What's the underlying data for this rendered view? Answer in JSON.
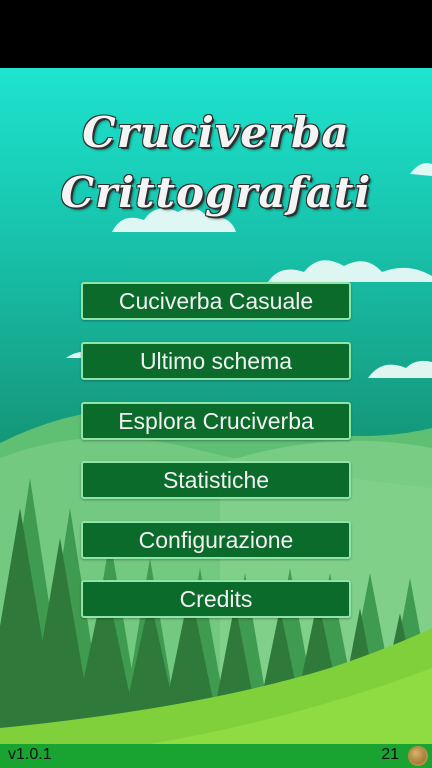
{
  "app": {
    "title_line1": "Cruciverba",
    "title_line2": "Crittografati"
  },
  "menu": {
    "items": [
      {
        "label": "Cuciverba Casuale"
      },
      {
        "label": "Ultimo schema"
      },
      {
        "label": "Esplora Cruciverba"
      },
      {
        "label": "Statistiche"
      },
      {
        "label": "Configurazione"
      },
      {
        "label": "Credits"
      }
    ]
  },
  "footer": {
    "version": "v1.0.1",
    "coins": "21",
    "coin_icon": "coin-icon"
  },
  "colors": {
    "button_bg": "#0b6b2b",
    "button_border": "#8fe4a8",
    "footer_bg": "#19a330"
  }
}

• What to produce:
Apart from the pictures, the entries above are to be repeated in full and exactly.

• Finished exercise:
What's the underlying data for this rendered view? Answer in JSON.
{
  "app": {
    "title_line1": "Cruciverba",
    "title_line2": "Crittografati"
  },
  "menu": {
    "items": [
      {
        "label": "Cuciverba Casuale"
      },
      {
        "label": "Ultimo schema"
      },
      {
        "label": "Esplora Cruciverba"
      },
      {
        "label": "Statistiche"
      },
      {
        "label": "Configurazione"
      },
      {
        "label": "Credits"
      }
    ]
  },
  "footer": {
    "version": "v1.0.1",
    "coins": "21",
    "coin_icon": "coin-icon"
  },
  "colors": {
    "button_bg": "#0b6b2b",
    "button_border": "#8fe4a8",
    "footer_bg": "#19a330"
  }
}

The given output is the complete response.